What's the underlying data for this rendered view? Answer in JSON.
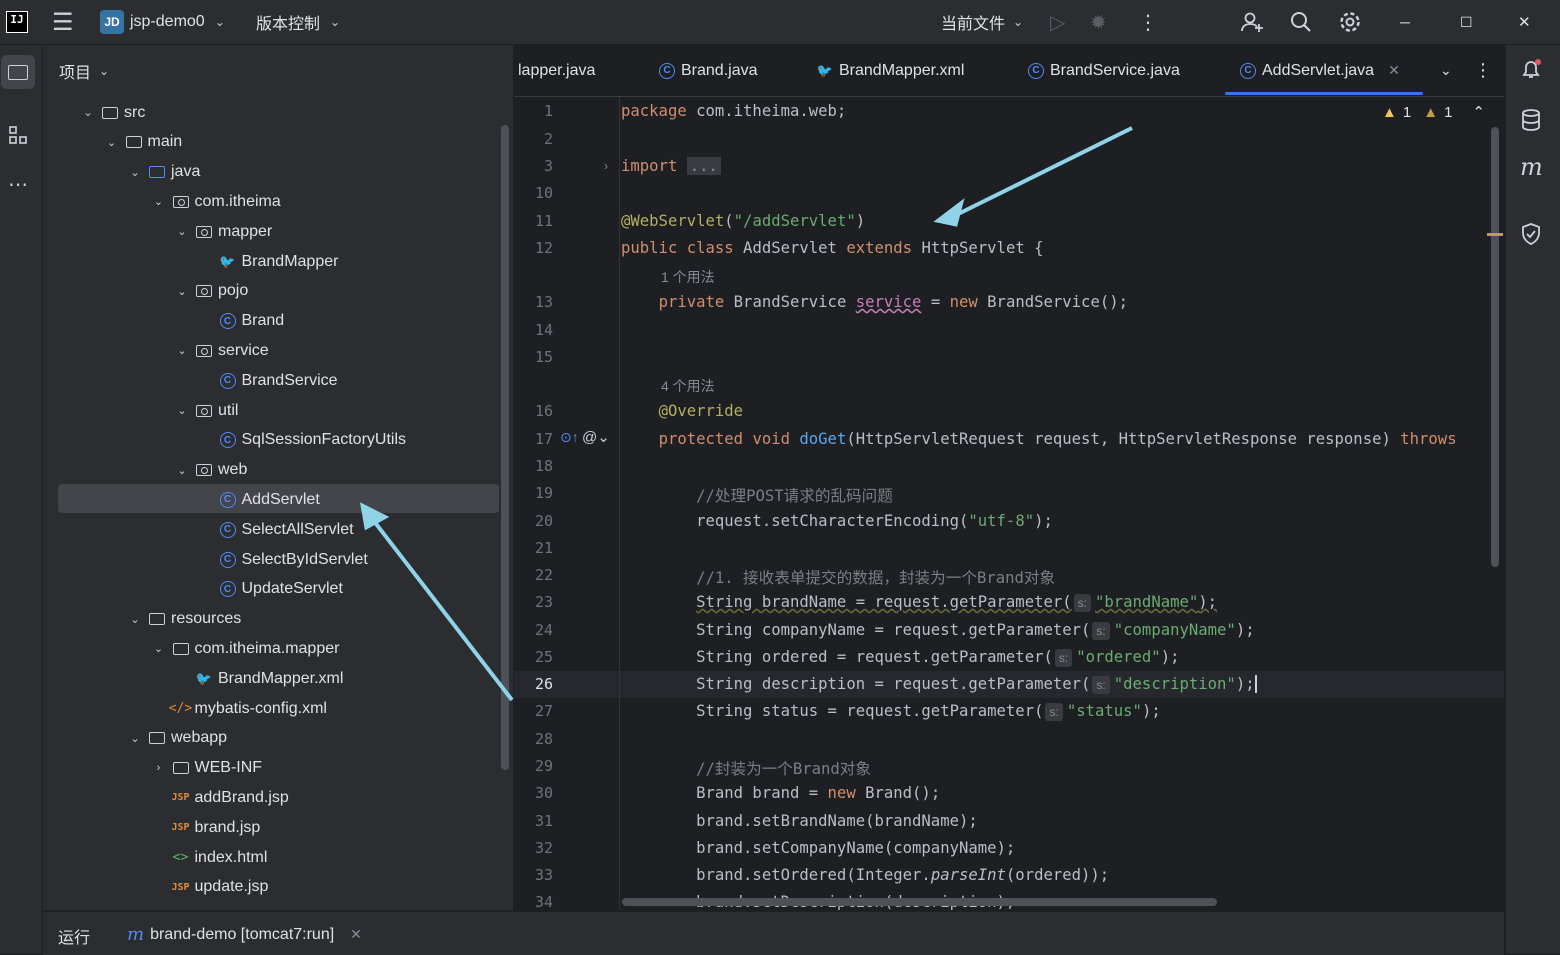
{
  "titlebar": {
    "logo_text": "IJ",
    "project_badge": "JD",
    "project_name": "jsp-demo0",
    "vcs_label": "版本控制",
    "run_config": "当前文件",
    "window_buttons": [
      "─",
      "☐",
      "✕"
    ]
  },
  "project_panel": {
    "title": "项目",
    "tree": [
      {
        "label": "src",
        "icon": "folder",
        "expanded": true
      },
      {
        "label": "main",
        "icon": "folder",
        "expanded": true
      },
      {
        "label": "java",
        "icon": "folder-source",
        "expanded": true
      },
      {
        "label": "com.itheima",
        "icon": "package",
        "expanded": true
      },
      {
        "label": "mapper",
        "icon": "package",
        "expanded": true
      },
      {
        "label": "BrandMapper",
        "icon": "mybatis-mapper"
      },
      {
        "label": "pojo",
        "icon": "package",
        "expanded": true
      },
      {
        "label": "Brand",
        "icon": "class"
      },
      {
        "label": "service",
        "icon": "package",
        "expanded": true
      },
      {
        "label": "BrandService",
        "icon": "class"
      },
      {
        "label": "util",
        "icon": "package",
        "expanded": true
      },
      {
        "label": "SqlSessionFactoryUtils",
        "icon": "class"
      },
      {
        "label": "web",
        "icon": "package",
        "expanded": true
      },
      {
        "label": "AddServlet",
        "icon": "class",
        "selected": true
      },
      {
        "label": "SelectAllServlet",
        "icon": "class"
      },
      {
        "label": "SelectByIdServlet",
        "icon": "class"
      },
      {
        "label": "UpdateServlet",
        "icon": "class"
      },
      {
        "label": "resources",
        "icon": "folder-resources",
        "expanded": true
      },
      {
        "label": "com.itheima.mapper",
        "icon": "folder",
        "expanded": true
      },
      {
        "label": "BrandMapper.xml",
        "icon": "mybatis-xml"
      },
      {
        "label": "mybatis-config.xml",
        "icon": "xml"
      },
      {
        "label": "webapp",
        "icon": "folder-web",
        "expanded": true
      },
      {
        "label": "WEB-INF",
        "icon": "folder",
        "expanded": false
      },
      {
        "label": "addBrand.jsp",
        "icon": "jsp"
      },
      {
        "label": "brand.jsp",
        "icon": "jsp"
      },
      {
        "label": "index.html",
        "icon": "html"
      },
      {
        "label": "update.jsp",
        "icon": "jsp"
      }
    ]
  },
  "tabs": [
    {
      "label": "lapper.java",
      "icon": "class"
    },
    {
      "label": "Brand.java",
      "icon": "class"
    },
    {
      "label": "BrandMapper.xml",
      "icon": "mybatis-xml"
    },
    {
      "label": "BrandService.java",
      "icon": "class"
    },
    {
      "label": "AddServlet.java",
      "icon": "class",
      "active": true
    }
  ],
  "inspections": {
    "warnings": "1",
    "weak_warnings": "1"
  },
  "editor": {
    "line_numbers": [
      "1",
      "2",
      "3",
      "10",
      "11",
      "12",
      "13",
      "14",
      "15",
      "16",
      "17",
      "18",
      "19",
      "20",
      "21",
      "22",
      "23",
      "24",
      "25",
      "26",
      "27",
      "28",
      "29",
      "30",
      "31",
      "32",
      "33",
      "34"
    ],
    "current_line": "26",
    "usage_hint_1": "1 个用法",
    "usage_hint_2": "4 个用法",
    "param_hint": "s:"
  },
  "statusbar": {
    "run_label": "运行",
    "run_config": "brand-demo [tomcat7:run]"
  },
  "colors": {
    "accent": "#3574f0",
    "annotation_arrow": "#8fd3e8",
    "selection": "#43454a"
  }
}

• [TASK PROMPT] State how many lines include the string "java", and nothing more.

• [RESULT OF THIS TASK] 5